(Stored data entries)
--------------------------------------------------
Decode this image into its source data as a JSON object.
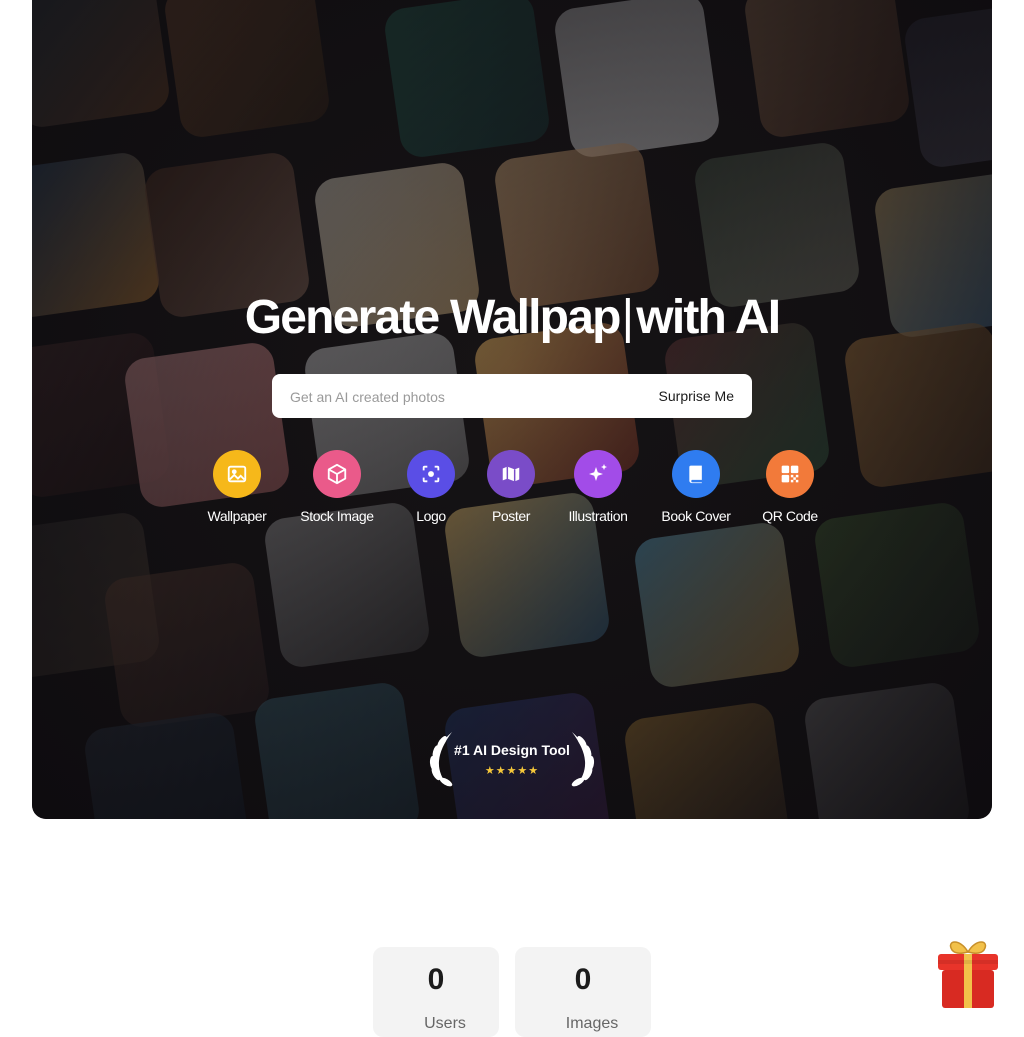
{
  "hero": {
    "headline_prefix": "Generate Wallpap",
    "headline_caret": "|",
    "headline_suffix": "with AI"
  },
  "search": {
    "placeholder": "Get an AI created photos",
    "value": "",
    "surprise_label": "Surprise Me"
  },
  "categories": [
    {
      "label": "Wallpaper",
      "icon": "image-icon",
      "color": "#f6b81a"
    },
    {
      "label": "Stock Image",
      "icon": "box-icon",
      "color": "#ea5a8a"
    },
    {
      "label": "Logo",
      "icon": "focus-icon",
      "color": "#5a4ee6"
    },
    {
      "label": "Poster",
      "icon": "map-icon",
      "color": "#7a4cc8"
    },
    {
      "label": "Illustration",
      "icon": "sparkles-icon",
      "color": "#a24ce8"
    },
    {
      "label": "Book Cover",
      "icon": "book-icon",
      "color": "#2f7cf0"
    },
    {
      "label": "QR Code",
      "icon": "qr-code-icon",
      "color": "#f27a3a"
    }
  ],
  "award": {
    "title": "#1 AI Design Tool",
    "rating": 5,
    "stars": "★★★★★",
    "icon": "laurel-wreath-icon"
  },
  "stats": [
    {
      "value": "0",
      "label": "Users"
    },
    {
      "value": "0",
      "label": "Images"
    }
  ],
  "gift": {
    "icon": "gift-icon"
  }
}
--------------------------------------------------
**What you should do**
Keep the pictures out of your copy, and repeat every entry above exactly.

**Solution to this task**
Decode this image into its source data as a JSON object.
{
  "hero": {
    "headline_prefix": "Generate Wallpap",
    "headline_caret": "|",
    "headline_suffix": "with AI"
  },
  "search": {
    "placeholder": "Get an AI created photos",
    "value": "",
    "surprise_label": "Surprise Me"
  },
  "categories": [
    {
      "label": "Wallpaper",
      "icon": "image-icon",
      "color": "#f6b81a"
    },
    {
      "label": "Stock Image",
      "icon": "box-icon",
      "color": "#ea5a8a"
    },
    {
      "label": "Logo",
      "icon": "focus-icon",
      "color": "#5a4ee6"
    },
    {
      "label": "Poster",
      "icon": "map-icon",
      "color": "#7a4cc8"
    },
    {
      "label": "Illustration",
      "icon": "sparkles-icon",
      "color": "#a24ce8"
    },
    {
      "label": "Book Cover",
      "icon": "book-icon",
      "color": "#2f7cf0"
    },
    {
      "label": "QR Code",
      "icon": "qr-code-icon",
      "color": "#f27a3a"
    }
  ],
  "award": {
    "title": "#1 AI Design Tool",
    "rating": 5,
    "stars": "★★★★★",
    "icon": "laurel-wreath-icon"
  },
  "stats": [
    {
      "value": "0",
      "label": "Users"
    },
    {
      "value": "0",
      "label": "Images"
    }
  ],
  "gift": {
    "icon": "gift-icon"
  }
}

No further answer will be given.